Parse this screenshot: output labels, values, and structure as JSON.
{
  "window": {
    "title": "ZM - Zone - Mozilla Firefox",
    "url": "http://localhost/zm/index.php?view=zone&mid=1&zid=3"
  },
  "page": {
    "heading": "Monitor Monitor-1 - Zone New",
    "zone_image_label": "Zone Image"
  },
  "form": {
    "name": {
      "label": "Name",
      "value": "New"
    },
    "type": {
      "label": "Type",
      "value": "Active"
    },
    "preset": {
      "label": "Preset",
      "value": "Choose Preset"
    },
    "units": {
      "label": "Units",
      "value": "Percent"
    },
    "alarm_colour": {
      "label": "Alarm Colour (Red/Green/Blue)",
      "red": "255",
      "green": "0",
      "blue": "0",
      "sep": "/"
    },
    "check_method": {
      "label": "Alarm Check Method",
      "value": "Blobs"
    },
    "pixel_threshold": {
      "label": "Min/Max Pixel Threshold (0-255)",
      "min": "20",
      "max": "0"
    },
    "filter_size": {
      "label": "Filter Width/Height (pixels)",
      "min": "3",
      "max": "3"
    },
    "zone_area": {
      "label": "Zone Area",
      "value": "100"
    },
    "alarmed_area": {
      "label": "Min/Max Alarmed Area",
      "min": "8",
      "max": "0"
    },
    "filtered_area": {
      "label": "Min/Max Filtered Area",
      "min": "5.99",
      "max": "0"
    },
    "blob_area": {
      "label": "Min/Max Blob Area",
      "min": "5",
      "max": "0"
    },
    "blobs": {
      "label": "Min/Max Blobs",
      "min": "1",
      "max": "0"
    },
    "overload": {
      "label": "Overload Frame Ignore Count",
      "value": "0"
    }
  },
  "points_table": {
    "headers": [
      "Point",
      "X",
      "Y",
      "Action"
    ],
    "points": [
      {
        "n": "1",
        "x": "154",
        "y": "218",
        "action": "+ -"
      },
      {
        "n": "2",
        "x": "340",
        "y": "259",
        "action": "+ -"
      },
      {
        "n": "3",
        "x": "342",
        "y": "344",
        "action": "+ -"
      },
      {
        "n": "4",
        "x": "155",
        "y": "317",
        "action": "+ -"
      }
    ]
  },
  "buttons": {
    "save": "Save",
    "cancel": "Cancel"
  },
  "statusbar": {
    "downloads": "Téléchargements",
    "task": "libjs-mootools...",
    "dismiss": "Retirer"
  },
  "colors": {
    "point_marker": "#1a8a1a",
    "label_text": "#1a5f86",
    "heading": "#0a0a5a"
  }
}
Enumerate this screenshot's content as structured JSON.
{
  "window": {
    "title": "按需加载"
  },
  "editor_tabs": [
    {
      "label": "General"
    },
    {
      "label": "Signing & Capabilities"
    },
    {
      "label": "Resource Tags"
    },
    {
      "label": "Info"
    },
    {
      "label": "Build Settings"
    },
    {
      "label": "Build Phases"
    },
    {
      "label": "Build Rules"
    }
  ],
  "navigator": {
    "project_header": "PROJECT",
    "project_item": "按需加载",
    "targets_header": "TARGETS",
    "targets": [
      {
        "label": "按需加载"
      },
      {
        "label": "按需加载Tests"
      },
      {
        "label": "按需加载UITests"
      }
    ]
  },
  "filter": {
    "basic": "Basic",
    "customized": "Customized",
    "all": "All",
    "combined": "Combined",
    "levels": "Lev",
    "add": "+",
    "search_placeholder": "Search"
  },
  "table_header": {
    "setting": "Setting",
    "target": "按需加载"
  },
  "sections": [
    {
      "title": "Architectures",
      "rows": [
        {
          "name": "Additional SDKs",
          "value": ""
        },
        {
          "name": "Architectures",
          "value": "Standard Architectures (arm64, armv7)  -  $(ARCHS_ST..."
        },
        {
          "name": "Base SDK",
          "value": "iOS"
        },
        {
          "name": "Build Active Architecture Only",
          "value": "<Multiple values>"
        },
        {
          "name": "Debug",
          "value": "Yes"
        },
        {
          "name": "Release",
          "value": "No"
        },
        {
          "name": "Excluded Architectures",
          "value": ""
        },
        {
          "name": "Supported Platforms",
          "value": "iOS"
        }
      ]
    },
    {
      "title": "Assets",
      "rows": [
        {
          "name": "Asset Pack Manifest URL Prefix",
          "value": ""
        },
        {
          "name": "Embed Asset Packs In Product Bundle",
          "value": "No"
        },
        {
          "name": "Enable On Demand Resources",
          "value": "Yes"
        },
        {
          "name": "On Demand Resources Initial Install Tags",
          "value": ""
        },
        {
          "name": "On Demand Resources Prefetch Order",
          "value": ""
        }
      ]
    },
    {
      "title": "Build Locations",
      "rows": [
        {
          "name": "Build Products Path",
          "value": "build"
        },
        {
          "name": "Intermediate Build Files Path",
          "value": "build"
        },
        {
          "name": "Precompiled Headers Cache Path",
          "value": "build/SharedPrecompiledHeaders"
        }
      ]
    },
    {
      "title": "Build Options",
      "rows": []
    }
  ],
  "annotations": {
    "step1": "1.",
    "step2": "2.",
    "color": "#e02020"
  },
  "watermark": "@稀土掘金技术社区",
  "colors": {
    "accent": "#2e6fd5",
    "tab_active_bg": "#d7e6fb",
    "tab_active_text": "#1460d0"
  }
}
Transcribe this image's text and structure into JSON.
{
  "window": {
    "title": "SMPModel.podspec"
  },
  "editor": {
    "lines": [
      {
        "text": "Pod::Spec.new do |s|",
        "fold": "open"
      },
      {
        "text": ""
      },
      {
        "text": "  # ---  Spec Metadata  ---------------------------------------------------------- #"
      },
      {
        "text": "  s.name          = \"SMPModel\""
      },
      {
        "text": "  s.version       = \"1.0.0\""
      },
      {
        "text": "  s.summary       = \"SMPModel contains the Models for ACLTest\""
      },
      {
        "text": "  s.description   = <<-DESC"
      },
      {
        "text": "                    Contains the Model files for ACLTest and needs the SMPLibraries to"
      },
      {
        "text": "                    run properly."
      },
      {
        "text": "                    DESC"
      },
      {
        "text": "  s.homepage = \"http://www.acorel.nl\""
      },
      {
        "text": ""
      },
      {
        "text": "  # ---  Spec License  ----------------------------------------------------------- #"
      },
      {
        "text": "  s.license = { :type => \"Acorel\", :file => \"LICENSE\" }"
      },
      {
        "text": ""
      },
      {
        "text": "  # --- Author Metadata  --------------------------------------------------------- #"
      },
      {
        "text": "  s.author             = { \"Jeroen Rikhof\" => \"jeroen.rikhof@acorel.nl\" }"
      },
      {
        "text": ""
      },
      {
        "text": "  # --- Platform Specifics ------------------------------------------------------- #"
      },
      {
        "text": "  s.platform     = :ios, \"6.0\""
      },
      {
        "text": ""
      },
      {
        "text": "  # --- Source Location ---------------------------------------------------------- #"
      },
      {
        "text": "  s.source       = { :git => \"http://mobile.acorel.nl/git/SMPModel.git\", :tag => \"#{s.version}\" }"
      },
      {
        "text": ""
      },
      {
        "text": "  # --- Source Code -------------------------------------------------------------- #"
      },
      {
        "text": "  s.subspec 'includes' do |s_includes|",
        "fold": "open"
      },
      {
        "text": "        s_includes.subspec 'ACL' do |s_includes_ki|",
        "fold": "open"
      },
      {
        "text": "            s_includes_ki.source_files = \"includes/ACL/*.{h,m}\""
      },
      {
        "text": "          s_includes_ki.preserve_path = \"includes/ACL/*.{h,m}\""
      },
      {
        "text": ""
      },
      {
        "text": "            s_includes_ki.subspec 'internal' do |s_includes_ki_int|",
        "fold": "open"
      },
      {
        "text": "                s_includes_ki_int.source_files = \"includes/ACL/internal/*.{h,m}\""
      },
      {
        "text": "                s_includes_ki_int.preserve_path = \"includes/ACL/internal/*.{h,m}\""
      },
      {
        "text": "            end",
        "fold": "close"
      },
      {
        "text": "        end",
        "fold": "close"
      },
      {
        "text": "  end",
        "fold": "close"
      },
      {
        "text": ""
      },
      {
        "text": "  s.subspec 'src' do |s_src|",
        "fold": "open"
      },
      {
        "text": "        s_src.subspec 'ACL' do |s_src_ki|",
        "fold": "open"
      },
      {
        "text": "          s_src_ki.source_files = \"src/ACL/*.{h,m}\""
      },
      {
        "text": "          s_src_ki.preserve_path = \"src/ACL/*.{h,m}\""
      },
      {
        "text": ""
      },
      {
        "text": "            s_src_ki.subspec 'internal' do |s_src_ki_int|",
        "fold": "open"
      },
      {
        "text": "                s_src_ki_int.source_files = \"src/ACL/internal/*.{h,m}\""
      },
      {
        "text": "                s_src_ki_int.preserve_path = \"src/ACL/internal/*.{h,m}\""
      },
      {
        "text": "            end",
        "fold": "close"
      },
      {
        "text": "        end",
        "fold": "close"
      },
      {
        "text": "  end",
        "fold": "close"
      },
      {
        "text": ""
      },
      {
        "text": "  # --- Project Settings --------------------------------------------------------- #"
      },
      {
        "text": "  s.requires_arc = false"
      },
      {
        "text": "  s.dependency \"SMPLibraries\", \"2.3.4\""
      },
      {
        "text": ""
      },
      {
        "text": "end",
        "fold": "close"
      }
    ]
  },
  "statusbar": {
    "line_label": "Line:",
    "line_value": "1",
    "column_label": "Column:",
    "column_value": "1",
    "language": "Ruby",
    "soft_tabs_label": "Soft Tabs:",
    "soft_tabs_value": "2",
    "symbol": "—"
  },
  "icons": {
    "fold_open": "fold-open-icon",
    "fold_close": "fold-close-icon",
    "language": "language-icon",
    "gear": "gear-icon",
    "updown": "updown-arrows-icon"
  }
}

▶ [Goal]: Sift the material for lines with the string "Demand". Copy each one found.

▶ [Written answer]:
          "name": "Enable On Demand Resources",
          "name": "On Demand Resources Initial Install Tags",
          "name": "On Demand Resources Prefetch Order",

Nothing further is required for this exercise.